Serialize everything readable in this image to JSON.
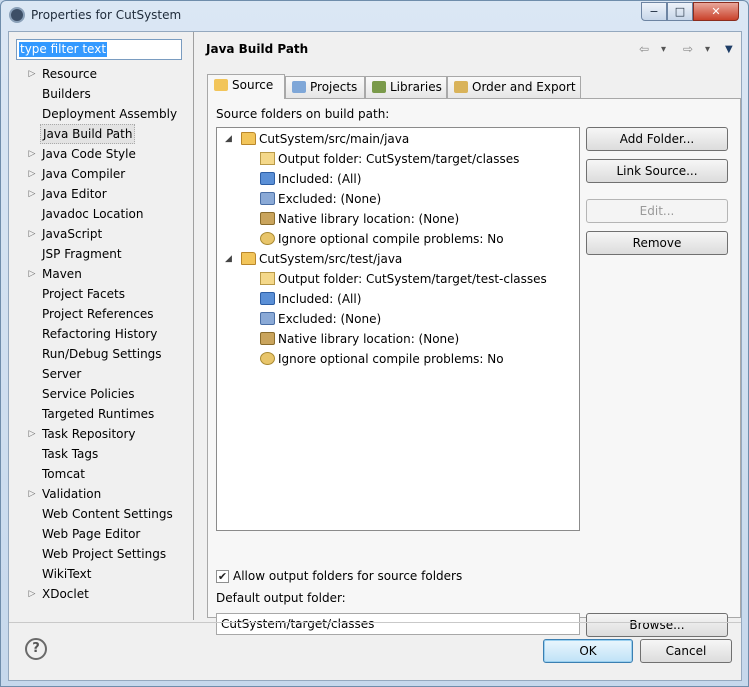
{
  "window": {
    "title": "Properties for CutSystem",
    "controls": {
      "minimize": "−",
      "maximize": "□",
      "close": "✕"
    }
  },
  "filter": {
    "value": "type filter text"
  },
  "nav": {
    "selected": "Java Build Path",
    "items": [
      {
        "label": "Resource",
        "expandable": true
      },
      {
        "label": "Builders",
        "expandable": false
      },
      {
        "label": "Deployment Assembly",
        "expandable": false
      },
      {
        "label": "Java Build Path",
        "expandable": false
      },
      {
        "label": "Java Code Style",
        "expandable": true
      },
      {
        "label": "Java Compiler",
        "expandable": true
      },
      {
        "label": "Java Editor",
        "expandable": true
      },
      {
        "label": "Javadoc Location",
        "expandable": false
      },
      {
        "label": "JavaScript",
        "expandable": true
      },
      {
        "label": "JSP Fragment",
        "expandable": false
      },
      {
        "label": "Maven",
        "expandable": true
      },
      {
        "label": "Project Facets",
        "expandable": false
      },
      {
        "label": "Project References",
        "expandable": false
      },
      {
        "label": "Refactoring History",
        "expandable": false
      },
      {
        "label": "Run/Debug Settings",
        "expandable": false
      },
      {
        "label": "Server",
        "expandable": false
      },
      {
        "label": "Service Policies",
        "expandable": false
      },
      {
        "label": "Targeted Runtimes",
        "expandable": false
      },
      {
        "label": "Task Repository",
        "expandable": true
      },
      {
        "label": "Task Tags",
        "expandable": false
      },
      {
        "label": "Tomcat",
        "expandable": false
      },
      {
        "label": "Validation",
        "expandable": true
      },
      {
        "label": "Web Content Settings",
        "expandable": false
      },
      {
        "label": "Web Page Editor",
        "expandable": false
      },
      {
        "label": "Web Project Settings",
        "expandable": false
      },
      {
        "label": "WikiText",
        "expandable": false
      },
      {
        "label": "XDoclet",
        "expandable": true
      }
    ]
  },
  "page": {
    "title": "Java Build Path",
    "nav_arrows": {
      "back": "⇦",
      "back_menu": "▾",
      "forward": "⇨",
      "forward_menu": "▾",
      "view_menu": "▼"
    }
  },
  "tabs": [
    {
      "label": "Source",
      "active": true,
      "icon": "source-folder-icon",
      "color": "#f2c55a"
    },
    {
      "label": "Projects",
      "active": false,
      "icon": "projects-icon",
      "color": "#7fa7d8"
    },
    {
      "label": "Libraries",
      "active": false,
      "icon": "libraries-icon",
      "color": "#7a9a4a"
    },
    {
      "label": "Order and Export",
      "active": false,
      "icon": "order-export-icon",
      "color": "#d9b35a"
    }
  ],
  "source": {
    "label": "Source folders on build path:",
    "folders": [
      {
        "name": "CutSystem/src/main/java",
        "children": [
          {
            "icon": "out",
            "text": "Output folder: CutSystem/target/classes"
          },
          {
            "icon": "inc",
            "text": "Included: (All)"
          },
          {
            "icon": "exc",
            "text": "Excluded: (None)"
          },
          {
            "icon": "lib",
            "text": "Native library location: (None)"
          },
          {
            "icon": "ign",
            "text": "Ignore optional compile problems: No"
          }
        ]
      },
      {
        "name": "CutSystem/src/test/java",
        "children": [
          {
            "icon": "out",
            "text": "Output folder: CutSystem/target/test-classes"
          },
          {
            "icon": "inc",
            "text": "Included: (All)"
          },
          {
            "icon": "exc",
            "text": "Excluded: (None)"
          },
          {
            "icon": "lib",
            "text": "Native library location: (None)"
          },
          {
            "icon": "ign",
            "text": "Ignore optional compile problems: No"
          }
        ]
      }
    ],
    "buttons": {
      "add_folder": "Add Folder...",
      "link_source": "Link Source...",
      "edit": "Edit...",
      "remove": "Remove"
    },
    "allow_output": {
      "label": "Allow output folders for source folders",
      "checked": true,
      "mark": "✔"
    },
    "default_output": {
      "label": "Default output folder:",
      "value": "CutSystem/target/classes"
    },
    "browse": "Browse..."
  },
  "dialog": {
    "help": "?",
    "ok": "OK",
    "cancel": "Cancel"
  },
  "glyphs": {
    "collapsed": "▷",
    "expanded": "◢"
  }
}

What is needed: Leave the pictures out, and transcribe each of the records exactly.

Expected answer:
Serialize everything readable in this image to JSON.
{
  "window": {
    "title": "Properties for CutSystem",
    "controls": {
      "minimize": "−",
      "maximize": "□",
      "close": "✕"
    }
  },
  "filter": {
    "value": "type filter text"
  },
  "nav": {
    "selected": "Java Build Path",
    "items": [
      {
        "label": "Resource",
        "expandable": true
      },
      {
        "label": "Builders",
        "expandable": false
      },
      {
        "label": "Deployment Assembly",
        "expandable": false
      },
      {
        "label": "Java Build Path",
        "expandable": false
      },
      {
        "label": "Java Code Style",
        "expandable": true
      },
      {
        "label": "Java Compiler",
        "expandable": true
      },
      {
        "label": "Java Editor",
        "expandable": true
      },
      {
        "label": "Javadoc Location",
        "expandable": false
      },
      {
        "label": "JavaScript",
        "expandable": true
      },
      {
        "label": "JSP Fragment",
        "expandable": false
      },
      {
        "label": "Maven",
        "expandable": true
      },
      {
        "label": "Project Facets",
        "expandable": false
      },
      {
        "label": "Project References",
        "expandable": false
      },
      {
        "label": "Refactoring History",
        "expandable": false
      },
      {
        "label": "Run/Debug Settings",
        "expandable": false
      },
      {
        "label": "Server",
        "expandable": false
      },
      {
        "label": "Service Policies",
        "expandable": false
      },
      {
        "label": "Targeted Runtimes",
        "expandable": false
      },
      {
        "label": "Task Repository",
        "expandable": true
      },
      {
        "label": "Task Tags",
        "expandable": false
      },
      {
        "label": "Tomcat",
        "expandable": false
      },
      {
        "label": "Validation",
        "expandable": true
      },
      {
        "label": "Web Content Settings",
        "expandable": false
      },
      {
        "label": "Web Page Editor",
        "expandable": false
      },
      {
        "label": "Web Project Settings",
        "expandable": false
      },
      {
        "label": "WikiText",
        "expandable": false
      },
      {
        "label": "XDoclet",
        "expandable": true
      }
    ]
  },
  "page": {
    "title": "Java Build Path",
    "nav_arrows": {
      "back": "⇦",
      "back_menu": "▾",
      "forward": "⇨",
      "forward_menu": "▾",
      "view_menu": "▼"
    }
  },
  "tabs": [
    {
      "label": "Source",
      "active": true,
      "icon": "source-folder-icon",
      "color": "#f2c55a"
    },
    {
      "label": "Projects",
      "active": false,
      "icon": "projects-icon",
      "color": "#7fa7d8"
    },
    {
      "label": "Libraries",
      "active": false,
      "icon": "libraries-icon",
      "color": "#7a9a4a"
    },
    {
      "label": "Order and Export",
      "active": false,
      "icon": "order-export-icon",
      "color": "#d9b35a"
    }
  ],
  "source": {
    "label": "Source folders on build path:",
    "folders": [
      {
        "name": "CutSystem/src/main/java",
        "children": [
          {
            "icon": "out",
            "text": "Output folder: CutSystem/target/classes"
          },
          {
            "icon": "inc",
            "text": "Included: (All)"
          },
          {
            "icon": "exc",
            "text": "Excluded: (None)"
          },
          {
            "icon": "lib",
            "text": "Native library location: (None)"
          },
          {
            "icon": "ign",
            "text": "Ignore optional compile problems: No"
          }
        ]
      },
      {
        "name": "CutSystem/src/test/java",
        "children": [
          {
            "icon": "out",
            "text": "Output folder: CutSystem/target/test-classes"
          },
          {
            "icon": "inc",
            "text": "Included: (All)"
          },
          {
            "icon": "exc",
            "text": "Excluded: (None)"
          },
          {
            "icon": "lib",
            "text": "Native library location: (None)"
          },
          {
            "icon": "ign",
            "text": "Ignore optional compile problems: No"
          }
        ]
      }
    ],
    "buttons": {
      "add_folder": "Add Folder...",
      "link_source": "Link Source...",
      "edit": "Edit...",
      "remove": "Remove"
    },
    "allow_output": {
      "label": "Allow output folders for source folders",
      "checked": true,
      "mark": "✔"
    },
    "default_output": {
      "label": "Default output folder:",
      "value": "CutSystem/target/classes"
    },
    "browse": "Browse..."
  },
  "dialog": {
    "help": "?",
    "ok": "OK",
    "cancel": "Cancel"
  },
  "glyphs": {
    "collapsed": "▷",
    "expanded": "◢"
  }
}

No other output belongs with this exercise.